## Written problem
Restate the full set of records exactly, word for word.

[Records from a collection of figures]
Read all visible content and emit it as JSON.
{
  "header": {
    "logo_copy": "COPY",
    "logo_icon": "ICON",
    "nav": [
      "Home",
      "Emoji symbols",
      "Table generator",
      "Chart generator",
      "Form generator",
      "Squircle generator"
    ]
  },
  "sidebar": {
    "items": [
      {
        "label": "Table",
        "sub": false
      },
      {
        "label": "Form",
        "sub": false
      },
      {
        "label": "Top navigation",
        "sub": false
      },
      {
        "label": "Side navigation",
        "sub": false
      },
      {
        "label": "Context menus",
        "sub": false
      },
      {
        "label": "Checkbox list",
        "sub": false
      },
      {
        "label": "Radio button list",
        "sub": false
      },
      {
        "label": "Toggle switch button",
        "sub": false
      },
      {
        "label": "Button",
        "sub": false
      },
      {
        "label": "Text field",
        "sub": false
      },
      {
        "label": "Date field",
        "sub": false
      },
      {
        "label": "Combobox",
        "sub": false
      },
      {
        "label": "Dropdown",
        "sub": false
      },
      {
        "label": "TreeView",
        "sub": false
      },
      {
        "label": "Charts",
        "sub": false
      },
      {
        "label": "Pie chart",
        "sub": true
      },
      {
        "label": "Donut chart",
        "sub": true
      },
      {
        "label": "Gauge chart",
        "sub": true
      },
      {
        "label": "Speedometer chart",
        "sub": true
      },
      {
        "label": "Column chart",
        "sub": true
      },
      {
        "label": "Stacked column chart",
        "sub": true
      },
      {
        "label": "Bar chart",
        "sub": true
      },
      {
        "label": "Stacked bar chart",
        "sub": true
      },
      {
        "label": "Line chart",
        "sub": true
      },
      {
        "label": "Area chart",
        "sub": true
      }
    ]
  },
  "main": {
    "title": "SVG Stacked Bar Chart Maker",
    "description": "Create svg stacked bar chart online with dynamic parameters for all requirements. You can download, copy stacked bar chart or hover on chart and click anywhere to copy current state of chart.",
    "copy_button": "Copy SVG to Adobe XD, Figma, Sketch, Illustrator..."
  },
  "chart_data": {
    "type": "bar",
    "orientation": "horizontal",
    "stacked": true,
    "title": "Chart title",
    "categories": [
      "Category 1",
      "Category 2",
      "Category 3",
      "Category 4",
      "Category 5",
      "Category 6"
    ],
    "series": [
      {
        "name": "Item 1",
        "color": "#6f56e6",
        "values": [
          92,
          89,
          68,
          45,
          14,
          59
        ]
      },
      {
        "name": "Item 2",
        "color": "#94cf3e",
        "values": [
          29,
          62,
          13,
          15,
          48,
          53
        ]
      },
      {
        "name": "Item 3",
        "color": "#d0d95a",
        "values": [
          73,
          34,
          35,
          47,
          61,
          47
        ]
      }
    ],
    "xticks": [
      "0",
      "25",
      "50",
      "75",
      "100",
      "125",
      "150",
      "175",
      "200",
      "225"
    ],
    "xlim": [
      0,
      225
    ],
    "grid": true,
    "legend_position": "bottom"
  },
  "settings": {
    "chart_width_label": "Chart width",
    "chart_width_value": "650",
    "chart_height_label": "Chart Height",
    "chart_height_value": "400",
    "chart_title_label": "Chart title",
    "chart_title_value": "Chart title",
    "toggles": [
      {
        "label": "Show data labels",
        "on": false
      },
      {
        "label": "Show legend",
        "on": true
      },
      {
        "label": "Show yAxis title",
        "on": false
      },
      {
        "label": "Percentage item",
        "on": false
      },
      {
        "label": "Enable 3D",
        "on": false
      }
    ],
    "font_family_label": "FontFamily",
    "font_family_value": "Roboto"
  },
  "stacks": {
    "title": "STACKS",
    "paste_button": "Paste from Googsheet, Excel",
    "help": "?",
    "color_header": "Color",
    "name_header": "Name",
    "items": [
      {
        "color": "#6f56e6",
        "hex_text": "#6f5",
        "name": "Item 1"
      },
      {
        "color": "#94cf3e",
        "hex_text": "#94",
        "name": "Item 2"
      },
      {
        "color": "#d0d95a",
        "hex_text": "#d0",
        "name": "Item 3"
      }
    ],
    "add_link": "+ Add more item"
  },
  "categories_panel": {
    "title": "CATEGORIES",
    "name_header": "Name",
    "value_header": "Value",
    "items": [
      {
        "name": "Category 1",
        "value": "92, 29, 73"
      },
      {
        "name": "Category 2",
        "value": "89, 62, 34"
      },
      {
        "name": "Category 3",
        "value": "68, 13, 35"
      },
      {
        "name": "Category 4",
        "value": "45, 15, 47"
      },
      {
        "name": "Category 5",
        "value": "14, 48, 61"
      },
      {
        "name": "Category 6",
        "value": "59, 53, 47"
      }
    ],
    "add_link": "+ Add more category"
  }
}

## The response
Read all visible content and emit it as JSON.
{
  "header": {
    "logo_copy": "COPY",
    "logo_icon": "ICON",
    "nav": [
      "Home",
      "Emoji symbols",
      "Table generator",
      "Chart generator",
      "Form generator",
      "Squircle generator"
    ]
  },
  "sidebar": {
    "items": [
      {
        "label": "Table",
        "sub": false
      },
      {
        "label": "Form",
        "sub": false
      },
      {
        "label": "Top navigation",
        "sub": false
      },
      {
        "label": "Side navigation",
        "sub": false
      },
      {
        "label": "Context menus",
        "sub": false
      },
      {
        "label": "Checkbox list",
        "sub": false
      },
      {
        "label": "Radio button list",
        "sub": false
      },
      {
        "label": "Toggle switch button",
        "sub": false
      },
      {
        "label": "Button",
        "sub": false
      },
      {
        "label": "Text field",
        "sub": false
      },
      {
        "label": "Date field",
        "sub": false
      },
      {
        "label": "Combobox",
        "sub": false
      },
      {
        "label": "Dropdown",
        "sub": false
      },
      {
        "label": "TreeView",
        "sub": false
      },
      {
        "label": "Charts",
        "sub": false
      },
      {
        "label": "Pie chart",
        "sub": true
      },
      {
        "label": "Donut chart",
        "sub": true
      },
      {
        "label": "Gauge chart",
        "sub": true
      },
      {
        "label": "Speedometer chart",
        "sub": true
      },
      {
        "label": "Column chart",
        "sub": true
      },
      {
        "label": "Stacked column chart",
        "sub": true
      },
      {
        "label": "Bar chart",
        "sub": true
      },
      {
        "label": "Stacked bar chart",
        "sub": true
      },
      {
        "label": "Line chart",
        "sub": true
      },
      {
        "label": "Area chart",
        "sub": true
      }
    ]
  },
  "main": {
    "title": "SVG Stacked Bar Chart Maker",
    "description": "Create svg stacked bar chart online with dynamic parameters for all requirements. You can download, copy stacked bar chart or hover on chart and click anywhere to copy current state of chart.",
    "copy_button": "Copy SVG to Adobe XD, Figma, Sketch, Illustrator..."
  },
  "chart_data": {
    "type": "bar",
    "orientation": "horizontal",
    "stacked": true,
    "title": "Chart title",
    "categories": [
      "Category 1",
      "Category 2",
      "Category 3",
      "Category 4",
      "Category 5",
      "Category 6"
    ],
    "series": [
      {
        "name": "Item 1",
        "color": "#6f56e6",
        "values": [
          92,
          89,
          68,
          45,
          14,
          59
        ]
      },
      {
        "name": "Item 2",
        "color": "#94cf3e",
        "values": [
          29,
          62,
          13,
          15,
          48,
          53
        ]
      },
      {
        "name": "Item 3",
        "color": "#d0d95a",
        "values": [
          73,
          34,
          35,
          47,
          61,
          47
        ]
      }
    ],
    "xticks": [
      "0",
      "25",
      "50",
      "75",
      "100",
      "125",
      "150",
      "175",
      "200",
      "225"
    ],
    "xlim": [
      0,
      225
    ],
    "grid": true,
    "legend_position": "bottom"
  },
  "settings": {
    "chart_width_label": "Chart width",
    "chart_width_value": "650",
    "chart_height_label": "Chart Height",
    "chart_height_value": "400",
    "chart_title_label": "Chart title",
    "chart_title_value": "Chart title",
    "toggles": [
      {
        "label": "Show data labels",
        "on": false
      },
      {
        "label": "Show legend",
        "on": true
      },
      {
        "label": "Show yAxis title",
        "on": false
      },
      {
        "label": "Percentage item",
        "on": false
      },
      {
        "label": "Enable 3D",
        "on": false
      }
    ],
    "font_family_label": "FontFamily",
    "font_family_value": "Roboto"
  },
  "stacks": {
    "title": "STACKS",
    "paste_button": "Paste from Googsheet, Excel",
    "help": "?",
    "color_header": "Color",
    "name_header": "Name",
    "items": [
      {
        "color": "#6f56e6",
        "hex_text": "#6f5",
        "name": "Item 1"
      },
      {
        "color": "#94cf3e",
        "hex_text": "#94",
        "name": "Item 2"
      },
      {
        "color": "#d0d95a",
        "hex_text": "#d0",
        "name": "Item 3"
      }
    ],
    "add_link": "+ Add more item"
  },
  "categories_panel": {
    "title": "CATEGORIES",
    "name_header": "Name",
    "value_header": "Value",
    "items": [
      {
        "name": "Category 1",
        "value": "92, 29, 73"
      },
      {
        "name": "Category 2",
        "value": "89, 62, 34"
      },
      {
        "name": "Category 3",
        "value": "68, 13, 35"
      },
      {
        "name": "Category 4",
        "value": "45, 15, 47"
      },
      {
        "name": "Category 5",
        "value": "14, 48, 61"
      },
      {
        "name": "Category 6",
        "value": "59, 53, 47"
      }
    ],
    "add_link": "+ Add more category"
  }
}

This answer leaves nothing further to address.